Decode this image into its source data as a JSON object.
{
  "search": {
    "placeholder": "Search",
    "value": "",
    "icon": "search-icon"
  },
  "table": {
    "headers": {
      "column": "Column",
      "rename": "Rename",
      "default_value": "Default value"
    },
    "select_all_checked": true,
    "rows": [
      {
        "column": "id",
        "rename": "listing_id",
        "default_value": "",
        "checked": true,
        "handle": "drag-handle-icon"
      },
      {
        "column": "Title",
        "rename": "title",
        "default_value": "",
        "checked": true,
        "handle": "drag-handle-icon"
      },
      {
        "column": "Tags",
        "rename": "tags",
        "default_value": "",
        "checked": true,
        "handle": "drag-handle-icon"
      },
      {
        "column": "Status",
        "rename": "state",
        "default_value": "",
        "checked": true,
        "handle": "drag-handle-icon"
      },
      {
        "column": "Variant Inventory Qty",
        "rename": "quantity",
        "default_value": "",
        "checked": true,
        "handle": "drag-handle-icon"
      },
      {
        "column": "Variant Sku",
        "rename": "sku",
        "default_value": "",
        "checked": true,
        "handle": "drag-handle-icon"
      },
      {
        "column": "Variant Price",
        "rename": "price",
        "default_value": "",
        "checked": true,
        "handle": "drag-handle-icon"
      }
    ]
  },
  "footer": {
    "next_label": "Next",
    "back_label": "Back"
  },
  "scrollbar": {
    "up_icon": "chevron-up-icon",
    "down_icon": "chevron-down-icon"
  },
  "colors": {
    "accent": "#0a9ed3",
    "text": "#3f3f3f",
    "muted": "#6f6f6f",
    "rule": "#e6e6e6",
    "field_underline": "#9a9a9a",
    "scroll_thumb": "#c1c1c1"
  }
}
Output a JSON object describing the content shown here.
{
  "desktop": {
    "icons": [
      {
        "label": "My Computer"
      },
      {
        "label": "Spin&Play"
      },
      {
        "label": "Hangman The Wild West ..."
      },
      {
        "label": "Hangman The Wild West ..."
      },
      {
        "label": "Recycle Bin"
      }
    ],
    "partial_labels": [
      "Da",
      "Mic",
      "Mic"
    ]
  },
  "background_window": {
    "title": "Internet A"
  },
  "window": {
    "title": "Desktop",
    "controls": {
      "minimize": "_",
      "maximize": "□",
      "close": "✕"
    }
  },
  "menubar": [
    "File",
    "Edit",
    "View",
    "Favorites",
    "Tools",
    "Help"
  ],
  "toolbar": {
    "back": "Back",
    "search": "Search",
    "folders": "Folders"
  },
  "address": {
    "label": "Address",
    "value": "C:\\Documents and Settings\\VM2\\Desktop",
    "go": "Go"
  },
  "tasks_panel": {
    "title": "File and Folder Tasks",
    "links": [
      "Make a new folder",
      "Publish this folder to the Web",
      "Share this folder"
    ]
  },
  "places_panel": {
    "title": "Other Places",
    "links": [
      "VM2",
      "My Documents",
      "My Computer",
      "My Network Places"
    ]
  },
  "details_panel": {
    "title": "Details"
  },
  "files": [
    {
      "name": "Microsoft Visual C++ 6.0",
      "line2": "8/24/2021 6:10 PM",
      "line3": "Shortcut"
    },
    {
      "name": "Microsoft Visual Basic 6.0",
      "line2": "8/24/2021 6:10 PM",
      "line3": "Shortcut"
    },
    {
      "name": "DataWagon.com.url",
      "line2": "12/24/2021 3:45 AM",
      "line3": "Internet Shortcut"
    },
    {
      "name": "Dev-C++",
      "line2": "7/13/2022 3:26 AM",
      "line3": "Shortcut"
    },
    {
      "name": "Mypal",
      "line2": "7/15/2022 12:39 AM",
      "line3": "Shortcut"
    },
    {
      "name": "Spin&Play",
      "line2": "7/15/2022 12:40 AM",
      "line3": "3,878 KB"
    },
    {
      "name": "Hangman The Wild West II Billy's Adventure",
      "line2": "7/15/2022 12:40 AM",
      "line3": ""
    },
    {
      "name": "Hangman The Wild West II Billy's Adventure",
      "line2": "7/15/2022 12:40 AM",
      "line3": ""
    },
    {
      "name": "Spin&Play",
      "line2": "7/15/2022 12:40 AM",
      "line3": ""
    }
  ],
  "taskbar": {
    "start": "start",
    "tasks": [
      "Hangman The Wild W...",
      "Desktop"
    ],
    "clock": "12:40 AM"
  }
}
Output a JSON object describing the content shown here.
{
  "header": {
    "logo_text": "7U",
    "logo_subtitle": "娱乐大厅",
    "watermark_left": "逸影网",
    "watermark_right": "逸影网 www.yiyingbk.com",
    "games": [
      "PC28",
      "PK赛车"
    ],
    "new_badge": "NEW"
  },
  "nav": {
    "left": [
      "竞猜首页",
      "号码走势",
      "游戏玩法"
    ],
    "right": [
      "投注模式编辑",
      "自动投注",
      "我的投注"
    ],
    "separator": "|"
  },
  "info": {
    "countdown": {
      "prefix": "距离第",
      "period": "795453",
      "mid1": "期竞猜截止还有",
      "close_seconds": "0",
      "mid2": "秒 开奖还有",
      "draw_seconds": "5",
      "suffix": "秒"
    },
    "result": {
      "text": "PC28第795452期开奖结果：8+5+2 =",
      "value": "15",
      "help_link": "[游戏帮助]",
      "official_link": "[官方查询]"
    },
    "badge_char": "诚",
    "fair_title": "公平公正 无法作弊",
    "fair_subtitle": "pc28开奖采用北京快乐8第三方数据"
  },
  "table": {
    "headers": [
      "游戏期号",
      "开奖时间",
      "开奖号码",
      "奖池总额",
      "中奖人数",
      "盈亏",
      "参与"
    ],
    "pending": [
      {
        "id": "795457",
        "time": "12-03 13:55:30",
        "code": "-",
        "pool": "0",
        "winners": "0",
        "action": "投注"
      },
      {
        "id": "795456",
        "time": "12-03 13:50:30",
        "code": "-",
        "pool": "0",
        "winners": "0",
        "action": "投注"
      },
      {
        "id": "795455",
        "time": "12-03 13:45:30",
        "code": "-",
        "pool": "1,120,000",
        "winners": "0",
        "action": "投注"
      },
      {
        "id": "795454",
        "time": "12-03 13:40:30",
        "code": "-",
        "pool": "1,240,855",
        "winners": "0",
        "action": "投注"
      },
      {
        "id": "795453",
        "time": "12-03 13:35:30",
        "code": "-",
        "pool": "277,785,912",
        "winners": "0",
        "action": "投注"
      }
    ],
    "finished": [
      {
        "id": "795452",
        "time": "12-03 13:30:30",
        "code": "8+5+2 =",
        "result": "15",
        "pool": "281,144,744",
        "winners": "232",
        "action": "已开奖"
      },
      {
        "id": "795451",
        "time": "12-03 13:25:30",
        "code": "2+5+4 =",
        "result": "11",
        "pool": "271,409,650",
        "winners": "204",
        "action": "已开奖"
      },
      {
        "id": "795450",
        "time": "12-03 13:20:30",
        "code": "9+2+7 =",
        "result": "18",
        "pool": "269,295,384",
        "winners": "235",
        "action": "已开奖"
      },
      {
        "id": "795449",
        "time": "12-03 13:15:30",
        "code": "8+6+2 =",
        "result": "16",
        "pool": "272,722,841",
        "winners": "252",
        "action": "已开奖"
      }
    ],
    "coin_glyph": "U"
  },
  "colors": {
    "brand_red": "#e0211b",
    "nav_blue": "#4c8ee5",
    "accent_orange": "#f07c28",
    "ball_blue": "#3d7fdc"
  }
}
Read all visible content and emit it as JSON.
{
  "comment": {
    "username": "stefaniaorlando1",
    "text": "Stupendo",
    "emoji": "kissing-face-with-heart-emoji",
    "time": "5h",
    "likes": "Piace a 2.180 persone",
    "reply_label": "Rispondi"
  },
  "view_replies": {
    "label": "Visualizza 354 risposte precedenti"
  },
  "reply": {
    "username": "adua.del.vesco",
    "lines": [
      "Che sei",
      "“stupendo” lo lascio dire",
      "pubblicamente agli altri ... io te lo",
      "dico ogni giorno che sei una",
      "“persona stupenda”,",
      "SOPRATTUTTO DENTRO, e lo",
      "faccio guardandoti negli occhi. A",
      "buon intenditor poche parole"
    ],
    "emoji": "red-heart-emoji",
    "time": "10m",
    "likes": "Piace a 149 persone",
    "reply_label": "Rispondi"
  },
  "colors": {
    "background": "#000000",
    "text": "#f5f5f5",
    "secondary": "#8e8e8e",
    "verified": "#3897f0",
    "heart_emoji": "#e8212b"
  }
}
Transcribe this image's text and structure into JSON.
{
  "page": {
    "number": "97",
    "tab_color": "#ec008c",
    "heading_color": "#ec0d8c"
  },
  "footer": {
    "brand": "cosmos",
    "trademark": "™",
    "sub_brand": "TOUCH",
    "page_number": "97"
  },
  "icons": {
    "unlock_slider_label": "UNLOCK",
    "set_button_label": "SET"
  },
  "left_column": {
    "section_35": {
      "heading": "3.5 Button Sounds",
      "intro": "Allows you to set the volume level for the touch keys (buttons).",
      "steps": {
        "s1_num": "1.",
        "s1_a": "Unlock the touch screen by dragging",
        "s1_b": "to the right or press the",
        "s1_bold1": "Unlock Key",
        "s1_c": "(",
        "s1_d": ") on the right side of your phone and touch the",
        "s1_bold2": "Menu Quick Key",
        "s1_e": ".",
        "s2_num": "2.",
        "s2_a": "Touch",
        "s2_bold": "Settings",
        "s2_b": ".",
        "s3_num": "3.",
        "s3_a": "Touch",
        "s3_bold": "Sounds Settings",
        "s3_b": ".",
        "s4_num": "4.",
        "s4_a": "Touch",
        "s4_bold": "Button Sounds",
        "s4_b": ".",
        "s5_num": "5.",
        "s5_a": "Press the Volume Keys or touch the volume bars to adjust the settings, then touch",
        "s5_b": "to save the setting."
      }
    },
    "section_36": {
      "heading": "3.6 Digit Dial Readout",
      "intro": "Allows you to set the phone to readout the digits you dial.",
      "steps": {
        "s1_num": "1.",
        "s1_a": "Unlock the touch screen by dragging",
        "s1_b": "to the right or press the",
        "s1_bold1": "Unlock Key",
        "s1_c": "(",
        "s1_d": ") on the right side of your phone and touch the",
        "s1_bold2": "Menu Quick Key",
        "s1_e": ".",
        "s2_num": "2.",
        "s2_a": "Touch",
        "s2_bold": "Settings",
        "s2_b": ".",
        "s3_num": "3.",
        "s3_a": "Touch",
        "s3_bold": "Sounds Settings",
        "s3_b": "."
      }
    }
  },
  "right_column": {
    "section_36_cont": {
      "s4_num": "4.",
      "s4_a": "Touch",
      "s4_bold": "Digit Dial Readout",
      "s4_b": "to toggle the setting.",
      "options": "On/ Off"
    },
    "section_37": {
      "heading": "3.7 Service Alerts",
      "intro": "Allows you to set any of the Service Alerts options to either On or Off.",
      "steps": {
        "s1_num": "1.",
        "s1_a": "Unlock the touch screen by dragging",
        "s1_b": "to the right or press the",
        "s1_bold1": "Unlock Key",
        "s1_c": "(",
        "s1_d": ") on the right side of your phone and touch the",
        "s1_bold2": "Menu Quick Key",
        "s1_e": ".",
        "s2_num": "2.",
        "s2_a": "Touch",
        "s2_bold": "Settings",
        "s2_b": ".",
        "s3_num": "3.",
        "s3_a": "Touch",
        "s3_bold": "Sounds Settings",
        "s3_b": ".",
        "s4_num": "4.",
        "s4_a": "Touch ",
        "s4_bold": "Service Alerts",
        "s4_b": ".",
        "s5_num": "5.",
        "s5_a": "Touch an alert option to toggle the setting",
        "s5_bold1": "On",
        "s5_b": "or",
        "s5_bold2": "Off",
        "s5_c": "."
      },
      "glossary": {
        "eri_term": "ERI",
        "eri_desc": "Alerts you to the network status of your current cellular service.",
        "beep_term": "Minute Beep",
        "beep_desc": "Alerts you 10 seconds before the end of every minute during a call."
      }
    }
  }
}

» **INSTRUCTION**
Show every line above in which the word "pool" occurs.

» **OUTPUT OF THE TASK**
        "pool": "0",
        "pool": "0",
        "pool": "1,120,000",
        "pool": "1,240,855",
        "pool": "277,785,912",
        "pool": "281,144,744",
        "pool": "271,409,650",
        "pool": "269,295,384",
        "pool": "272,722,841",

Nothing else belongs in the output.